* THE PROBLEM: In the listing below, identify each line with the word "detail" and return those lines.

* RECORDED DATA:
>>
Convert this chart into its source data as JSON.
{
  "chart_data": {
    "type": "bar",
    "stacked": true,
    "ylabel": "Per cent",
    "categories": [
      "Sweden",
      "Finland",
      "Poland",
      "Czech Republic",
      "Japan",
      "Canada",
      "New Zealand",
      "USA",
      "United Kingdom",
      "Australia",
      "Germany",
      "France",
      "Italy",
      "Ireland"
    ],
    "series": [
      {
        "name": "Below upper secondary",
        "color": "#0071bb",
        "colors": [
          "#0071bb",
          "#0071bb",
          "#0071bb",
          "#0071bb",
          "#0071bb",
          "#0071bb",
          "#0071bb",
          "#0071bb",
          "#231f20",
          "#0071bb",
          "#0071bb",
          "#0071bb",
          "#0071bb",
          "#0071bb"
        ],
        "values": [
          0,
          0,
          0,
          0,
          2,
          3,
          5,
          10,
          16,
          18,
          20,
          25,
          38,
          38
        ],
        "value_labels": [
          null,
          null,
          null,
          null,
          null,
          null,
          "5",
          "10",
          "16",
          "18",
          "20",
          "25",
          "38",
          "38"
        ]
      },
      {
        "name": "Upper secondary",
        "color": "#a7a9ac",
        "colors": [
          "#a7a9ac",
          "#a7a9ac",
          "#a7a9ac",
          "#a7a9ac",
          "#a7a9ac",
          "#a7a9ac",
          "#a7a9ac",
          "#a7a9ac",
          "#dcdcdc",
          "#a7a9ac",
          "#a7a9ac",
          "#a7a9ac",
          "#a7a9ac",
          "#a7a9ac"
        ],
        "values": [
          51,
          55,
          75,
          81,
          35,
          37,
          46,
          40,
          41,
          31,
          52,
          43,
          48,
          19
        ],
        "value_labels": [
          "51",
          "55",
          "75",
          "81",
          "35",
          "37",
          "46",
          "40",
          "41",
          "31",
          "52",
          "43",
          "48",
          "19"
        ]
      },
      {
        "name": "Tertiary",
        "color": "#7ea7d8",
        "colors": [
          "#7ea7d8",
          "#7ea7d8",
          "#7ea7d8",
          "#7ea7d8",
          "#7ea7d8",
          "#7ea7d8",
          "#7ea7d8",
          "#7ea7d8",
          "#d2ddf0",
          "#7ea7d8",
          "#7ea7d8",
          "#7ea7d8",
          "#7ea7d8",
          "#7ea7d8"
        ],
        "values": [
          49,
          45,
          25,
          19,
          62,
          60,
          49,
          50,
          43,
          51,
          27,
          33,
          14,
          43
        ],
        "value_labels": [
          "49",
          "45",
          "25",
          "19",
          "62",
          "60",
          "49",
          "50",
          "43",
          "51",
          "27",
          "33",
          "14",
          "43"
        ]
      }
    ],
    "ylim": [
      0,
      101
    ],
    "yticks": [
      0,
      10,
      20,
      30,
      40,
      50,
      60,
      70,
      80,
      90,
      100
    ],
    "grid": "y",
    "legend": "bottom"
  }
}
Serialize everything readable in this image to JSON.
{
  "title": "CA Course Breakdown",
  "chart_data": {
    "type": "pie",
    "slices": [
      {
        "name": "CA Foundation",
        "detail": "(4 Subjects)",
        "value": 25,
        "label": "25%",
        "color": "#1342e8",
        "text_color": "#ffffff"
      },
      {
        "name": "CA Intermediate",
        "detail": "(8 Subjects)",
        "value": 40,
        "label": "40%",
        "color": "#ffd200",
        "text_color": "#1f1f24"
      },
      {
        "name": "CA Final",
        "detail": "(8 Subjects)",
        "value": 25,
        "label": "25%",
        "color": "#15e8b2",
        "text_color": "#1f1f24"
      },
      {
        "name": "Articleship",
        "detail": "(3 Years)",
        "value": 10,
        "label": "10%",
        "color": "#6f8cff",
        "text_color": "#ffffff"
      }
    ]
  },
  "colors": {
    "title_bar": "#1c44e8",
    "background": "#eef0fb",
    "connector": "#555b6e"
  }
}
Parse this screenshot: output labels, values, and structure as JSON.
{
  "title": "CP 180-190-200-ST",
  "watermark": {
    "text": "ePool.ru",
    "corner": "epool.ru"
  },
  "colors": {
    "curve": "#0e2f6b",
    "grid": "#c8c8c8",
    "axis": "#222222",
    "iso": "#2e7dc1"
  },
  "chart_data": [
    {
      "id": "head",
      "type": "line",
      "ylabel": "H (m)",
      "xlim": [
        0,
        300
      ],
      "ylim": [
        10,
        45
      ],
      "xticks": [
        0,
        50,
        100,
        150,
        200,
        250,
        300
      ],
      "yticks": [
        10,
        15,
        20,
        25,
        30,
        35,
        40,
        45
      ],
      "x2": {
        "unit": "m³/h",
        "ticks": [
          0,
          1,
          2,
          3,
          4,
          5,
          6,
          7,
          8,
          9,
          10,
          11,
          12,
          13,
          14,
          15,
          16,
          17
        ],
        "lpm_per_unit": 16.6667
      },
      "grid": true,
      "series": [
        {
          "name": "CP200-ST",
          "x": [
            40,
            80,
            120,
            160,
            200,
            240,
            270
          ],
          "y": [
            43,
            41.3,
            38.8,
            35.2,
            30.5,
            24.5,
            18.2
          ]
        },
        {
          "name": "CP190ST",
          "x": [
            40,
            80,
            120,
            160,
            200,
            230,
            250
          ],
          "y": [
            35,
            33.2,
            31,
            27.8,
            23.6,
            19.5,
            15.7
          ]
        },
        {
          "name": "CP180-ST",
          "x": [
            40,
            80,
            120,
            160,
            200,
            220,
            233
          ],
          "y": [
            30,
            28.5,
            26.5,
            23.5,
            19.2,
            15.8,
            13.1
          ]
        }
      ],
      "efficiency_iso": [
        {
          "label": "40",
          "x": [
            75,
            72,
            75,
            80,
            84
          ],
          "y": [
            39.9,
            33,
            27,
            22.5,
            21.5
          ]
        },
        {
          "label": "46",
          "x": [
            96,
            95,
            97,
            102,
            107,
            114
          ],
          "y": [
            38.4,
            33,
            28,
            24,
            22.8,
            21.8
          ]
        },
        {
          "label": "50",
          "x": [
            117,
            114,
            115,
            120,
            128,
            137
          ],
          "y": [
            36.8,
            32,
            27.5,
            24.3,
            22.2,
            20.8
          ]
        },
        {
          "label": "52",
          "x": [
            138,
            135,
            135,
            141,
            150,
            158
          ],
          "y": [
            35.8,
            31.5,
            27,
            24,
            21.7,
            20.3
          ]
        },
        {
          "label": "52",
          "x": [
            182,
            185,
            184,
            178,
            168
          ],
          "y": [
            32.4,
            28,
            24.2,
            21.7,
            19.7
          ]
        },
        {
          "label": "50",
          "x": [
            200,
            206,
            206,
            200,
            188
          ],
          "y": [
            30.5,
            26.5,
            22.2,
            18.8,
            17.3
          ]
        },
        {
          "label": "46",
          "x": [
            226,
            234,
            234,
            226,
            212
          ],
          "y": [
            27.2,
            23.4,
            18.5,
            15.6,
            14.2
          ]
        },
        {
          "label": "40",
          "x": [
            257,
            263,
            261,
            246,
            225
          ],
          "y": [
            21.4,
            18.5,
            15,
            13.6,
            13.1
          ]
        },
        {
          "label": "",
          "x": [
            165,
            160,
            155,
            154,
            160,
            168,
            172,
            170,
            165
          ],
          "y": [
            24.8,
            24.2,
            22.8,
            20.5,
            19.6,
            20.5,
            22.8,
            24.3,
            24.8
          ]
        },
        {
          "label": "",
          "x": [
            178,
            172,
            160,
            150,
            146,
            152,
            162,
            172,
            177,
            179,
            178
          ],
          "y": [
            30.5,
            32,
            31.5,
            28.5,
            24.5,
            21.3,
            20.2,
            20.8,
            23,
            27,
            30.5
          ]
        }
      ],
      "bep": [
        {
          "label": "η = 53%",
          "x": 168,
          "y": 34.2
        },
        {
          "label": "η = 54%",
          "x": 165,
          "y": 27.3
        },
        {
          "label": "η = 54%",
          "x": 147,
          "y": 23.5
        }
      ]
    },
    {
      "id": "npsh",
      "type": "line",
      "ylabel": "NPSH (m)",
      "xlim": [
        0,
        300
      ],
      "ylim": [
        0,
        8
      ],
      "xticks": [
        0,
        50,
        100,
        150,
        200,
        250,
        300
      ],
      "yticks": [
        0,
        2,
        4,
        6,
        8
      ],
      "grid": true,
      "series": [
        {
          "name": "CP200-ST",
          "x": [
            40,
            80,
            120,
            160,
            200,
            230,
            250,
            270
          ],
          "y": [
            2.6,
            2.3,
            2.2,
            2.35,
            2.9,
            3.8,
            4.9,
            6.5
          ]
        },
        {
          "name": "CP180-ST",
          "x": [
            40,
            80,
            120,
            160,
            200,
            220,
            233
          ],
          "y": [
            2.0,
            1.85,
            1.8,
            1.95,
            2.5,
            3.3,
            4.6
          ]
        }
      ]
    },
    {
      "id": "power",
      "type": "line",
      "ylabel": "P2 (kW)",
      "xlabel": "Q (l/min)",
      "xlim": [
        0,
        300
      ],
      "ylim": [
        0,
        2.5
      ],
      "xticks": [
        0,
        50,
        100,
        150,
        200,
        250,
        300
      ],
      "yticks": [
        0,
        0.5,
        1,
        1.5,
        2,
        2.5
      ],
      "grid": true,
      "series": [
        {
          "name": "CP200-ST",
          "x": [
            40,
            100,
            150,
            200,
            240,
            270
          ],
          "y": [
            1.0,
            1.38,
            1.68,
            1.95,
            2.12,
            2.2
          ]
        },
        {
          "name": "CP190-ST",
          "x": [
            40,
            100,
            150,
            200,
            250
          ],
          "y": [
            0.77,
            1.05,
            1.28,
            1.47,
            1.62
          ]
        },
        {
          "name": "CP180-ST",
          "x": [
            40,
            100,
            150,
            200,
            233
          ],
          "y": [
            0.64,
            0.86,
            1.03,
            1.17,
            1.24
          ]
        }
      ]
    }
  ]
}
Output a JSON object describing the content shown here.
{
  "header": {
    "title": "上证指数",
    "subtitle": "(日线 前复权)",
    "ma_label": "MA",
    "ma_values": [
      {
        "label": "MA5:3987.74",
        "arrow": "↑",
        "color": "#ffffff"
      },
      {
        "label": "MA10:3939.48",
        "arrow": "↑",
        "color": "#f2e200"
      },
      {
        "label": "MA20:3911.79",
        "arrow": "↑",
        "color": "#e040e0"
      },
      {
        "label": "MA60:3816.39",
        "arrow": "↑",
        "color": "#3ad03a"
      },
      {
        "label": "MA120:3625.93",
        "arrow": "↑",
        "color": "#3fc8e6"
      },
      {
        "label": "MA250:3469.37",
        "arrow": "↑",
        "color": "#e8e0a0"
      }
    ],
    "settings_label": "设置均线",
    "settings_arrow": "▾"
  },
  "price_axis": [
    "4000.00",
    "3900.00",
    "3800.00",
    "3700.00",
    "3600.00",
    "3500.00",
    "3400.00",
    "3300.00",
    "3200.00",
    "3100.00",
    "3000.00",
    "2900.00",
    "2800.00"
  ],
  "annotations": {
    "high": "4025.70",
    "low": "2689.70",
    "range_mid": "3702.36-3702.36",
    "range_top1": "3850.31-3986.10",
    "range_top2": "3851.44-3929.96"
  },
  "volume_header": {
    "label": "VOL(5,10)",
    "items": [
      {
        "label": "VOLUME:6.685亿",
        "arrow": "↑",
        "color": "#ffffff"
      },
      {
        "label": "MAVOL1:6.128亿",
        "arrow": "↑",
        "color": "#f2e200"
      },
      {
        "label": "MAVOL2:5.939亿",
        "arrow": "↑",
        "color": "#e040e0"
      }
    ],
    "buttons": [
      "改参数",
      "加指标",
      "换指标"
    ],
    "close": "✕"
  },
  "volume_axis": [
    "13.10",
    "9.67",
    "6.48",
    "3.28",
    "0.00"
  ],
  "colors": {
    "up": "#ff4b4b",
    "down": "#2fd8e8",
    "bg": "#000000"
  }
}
<<
* REPLY:
        "detail": "(4 Subjects)",
        "detail": "(8 Subjects)",
        "detail": "(8 Subjects)",
        "detail": "(3 Years)",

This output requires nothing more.